Your instructions:
Copy every line that contains the string "Want" from the entries below.

Records shown:
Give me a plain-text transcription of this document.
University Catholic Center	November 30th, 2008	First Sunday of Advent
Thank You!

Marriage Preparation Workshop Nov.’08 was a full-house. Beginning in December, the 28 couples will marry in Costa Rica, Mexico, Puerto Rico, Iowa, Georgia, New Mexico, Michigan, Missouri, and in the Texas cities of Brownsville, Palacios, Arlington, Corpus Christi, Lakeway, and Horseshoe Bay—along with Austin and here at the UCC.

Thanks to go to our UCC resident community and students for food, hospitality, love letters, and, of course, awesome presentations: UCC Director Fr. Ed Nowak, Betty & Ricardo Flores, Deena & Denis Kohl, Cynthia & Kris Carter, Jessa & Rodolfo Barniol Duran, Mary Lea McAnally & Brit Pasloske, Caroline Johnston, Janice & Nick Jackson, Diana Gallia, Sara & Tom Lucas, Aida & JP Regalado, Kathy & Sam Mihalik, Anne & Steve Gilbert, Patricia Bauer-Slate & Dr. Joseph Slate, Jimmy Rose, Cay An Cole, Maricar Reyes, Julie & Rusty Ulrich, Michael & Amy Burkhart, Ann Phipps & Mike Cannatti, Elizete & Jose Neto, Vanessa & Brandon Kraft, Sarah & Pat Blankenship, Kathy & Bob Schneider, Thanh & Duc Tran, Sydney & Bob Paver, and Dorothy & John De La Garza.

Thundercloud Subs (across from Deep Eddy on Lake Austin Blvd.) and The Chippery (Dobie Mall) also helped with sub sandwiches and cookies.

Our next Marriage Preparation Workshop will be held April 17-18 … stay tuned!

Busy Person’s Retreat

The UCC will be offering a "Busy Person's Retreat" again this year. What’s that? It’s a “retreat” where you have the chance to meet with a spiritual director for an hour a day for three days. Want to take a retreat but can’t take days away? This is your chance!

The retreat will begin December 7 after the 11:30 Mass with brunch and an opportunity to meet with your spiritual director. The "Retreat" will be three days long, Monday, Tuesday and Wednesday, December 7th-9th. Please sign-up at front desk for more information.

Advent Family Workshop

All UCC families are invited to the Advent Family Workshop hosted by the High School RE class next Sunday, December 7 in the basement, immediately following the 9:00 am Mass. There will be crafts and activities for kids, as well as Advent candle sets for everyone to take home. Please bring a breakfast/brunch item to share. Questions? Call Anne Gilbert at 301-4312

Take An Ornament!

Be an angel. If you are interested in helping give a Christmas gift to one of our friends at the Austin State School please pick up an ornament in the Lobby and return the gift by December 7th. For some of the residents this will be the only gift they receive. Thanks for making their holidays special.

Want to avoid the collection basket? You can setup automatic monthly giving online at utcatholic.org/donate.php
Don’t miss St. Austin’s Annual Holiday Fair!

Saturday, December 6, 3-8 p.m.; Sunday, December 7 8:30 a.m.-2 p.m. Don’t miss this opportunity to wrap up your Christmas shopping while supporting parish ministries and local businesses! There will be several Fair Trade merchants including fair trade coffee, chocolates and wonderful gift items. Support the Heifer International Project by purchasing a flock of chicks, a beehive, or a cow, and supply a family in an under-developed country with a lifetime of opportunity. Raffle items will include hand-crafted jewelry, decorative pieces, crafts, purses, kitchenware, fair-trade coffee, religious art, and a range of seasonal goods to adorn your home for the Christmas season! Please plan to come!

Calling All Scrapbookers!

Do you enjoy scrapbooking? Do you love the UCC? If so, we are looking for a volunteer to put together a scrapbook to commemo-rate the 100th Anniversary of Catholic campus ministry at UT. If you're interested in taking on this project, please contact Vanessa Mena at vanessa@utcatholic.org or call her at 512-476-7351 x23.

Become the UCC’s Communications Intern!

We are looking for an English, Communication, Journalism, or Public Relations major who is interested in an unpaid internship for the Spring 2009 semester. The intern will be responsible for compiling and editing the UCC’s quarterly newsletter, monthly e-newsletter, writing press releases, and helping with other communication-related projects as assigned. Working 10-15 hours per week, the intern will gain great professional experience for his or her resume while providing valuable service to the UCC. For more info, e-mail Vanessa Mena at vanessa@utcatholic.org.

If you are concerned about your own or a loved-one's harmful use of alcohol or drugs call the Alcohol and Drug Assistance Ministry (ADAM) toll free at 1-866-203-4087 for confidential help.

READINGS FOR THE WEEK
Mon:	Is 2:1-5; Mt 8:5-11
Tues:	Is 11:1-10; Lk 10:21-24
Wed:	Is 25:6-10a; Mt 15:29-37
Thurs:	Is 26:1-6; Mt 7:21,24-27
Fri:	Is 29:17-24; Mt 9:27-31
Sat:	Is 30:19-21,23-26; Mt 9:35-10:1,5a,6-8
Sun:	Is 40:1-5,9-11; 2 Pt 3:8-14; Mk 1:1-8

Full answer:
The UCC will be offering a "Busy Person's Retreat" again this year. What’s that? It’s a “retreat” where you have the chance to meet with a spiritual director for an hour a day for three days. Want to take a retreat but can’t take days away? This is your chance!
Want to avoid the collection basket? You can setup automatic monthly giving online at utcatholic.org/donate.php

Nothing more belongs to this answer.